◆ THE TASK
Quote the material below word for word, starting at its first line and stopping after the line that contains "cell-condition: Wet — [552, 469, 824, 496]".

— Start DATA RECORDS —

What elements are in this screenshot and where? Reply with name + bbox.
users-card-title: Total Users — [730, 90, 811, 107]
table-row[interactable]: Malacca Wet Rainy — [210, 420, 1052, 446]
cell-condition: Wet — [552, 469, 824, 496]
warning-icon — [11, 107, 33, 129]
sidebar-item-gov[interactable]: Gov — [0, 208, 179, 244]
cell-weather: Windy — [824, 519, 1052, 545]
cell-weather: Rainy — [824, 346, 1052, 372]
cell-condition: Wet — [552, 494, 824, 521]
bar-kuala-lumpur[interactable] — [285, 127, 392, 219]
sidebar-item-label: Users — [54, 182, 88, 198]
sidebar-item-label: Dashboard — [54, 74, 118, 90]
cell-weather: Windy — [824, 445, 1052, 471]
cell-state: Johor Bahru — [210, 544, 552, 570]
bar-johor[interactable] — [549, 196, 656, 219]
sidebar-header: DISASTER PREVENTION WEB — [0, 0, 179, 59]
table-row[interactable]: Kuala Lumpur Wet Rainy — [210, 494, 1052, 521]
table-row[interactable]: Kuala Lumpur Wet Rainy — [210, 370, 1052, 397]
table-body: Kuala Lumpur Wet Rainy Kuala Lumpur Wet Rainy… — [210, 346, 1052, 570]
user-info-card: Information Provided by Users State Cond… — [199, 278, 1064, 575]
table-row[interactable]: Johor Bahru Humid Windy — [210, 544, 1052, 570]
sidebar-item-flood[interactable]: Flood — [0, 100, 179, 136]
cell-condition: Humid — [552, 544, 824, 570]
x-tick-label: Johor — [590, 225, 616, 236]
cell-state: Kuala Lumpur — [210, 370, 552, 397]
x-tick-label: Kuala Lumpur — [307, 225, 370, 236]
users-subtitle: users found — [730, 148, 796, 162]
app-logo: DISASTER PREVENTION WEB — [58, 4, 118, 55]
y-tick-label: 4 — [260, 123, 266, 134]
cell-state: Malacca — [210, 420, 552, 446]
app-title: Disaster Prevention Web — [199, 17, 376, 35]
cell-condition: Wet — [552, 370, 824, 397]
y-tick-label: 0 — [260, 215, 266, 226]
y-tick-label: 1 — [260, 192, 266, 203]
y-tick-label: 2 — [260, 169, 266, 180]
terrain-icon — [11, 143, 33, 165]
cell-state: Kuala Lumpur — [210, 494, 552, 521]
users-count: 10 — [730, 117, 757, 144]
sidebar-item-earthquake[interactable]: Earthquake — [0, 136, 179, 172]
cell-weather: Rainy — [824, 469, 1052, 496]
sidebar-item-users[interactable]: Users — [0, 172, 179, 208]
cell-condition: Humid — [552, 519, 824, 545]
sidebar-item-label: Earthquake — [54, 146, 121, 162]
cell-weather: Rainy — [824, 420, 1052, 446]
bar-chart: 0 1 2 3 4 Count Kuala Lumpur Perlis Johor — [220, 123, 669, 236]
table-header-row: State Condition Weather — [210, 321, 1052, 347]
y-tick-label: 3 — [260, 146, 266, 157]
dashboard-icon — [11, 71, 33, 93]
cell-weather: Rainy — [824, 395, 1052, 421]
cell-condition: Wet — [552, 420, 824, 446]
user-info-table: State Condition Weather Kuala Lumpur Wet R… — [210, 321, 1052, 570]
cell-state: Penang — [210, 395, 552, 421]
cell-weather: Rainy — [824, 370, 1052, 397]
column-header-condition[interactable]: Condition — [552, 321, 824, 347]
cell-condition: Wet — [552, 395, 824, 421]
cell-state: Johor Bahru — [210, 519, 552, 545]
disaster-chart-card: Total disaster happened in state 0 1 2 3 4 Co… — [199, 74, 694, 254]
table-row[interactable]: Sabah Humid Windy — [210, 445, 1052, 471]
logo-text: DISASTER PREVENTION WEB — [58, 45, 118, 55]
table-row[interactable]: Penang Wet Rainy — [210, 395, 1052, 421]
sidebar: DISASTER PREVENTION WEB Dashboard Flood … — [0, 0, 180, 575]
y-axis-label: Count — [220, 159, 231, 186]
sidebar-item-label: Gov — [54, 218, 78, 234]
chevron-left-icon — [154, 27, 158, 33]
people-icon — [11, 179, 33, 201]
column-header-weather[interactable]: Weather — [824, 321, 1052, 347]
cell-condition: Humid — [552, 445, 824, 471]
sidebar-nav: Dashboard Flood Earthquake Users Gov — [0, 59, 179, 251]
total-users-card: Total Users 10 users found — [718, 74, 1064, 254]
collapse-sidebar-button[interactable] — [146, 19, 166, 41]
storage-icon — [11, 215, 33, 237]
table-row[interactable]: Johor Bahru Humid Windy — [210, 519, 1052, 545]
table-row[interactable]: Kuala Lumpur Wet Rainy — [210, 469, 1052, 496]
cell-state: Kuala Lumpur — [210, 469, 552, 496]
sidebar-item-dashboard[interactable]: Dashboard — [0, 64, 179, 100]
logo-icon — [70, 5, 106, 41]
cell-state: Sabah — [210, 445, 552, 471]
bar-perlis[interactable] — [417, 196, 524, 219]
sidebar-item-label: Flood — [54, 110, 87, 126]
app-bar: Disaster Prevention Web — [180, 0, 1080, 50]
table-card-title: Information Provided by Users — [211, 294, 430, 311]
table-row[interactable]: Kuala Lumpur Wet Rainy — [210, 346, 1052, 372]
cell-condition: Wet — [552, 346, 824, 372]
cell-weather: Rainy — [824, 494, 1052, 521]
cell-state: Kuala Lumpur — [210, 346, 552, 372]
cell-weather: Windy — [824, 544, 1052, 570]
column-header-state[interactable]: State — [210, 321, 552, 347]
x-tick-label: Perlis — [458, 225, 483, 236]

— End DATA RECORDS —

◆ RESULT FOR THIS EXERCISE
What elements are in this screenshot and where? Reply with name + bbox.
users-card-title: Total Users — [730, 90, 811, 107]
table-row[interactable]: Malacca Wet Rainy — [210, 420, 1052, 446]
cell-condition: Wet — [552, 469, 824, 496]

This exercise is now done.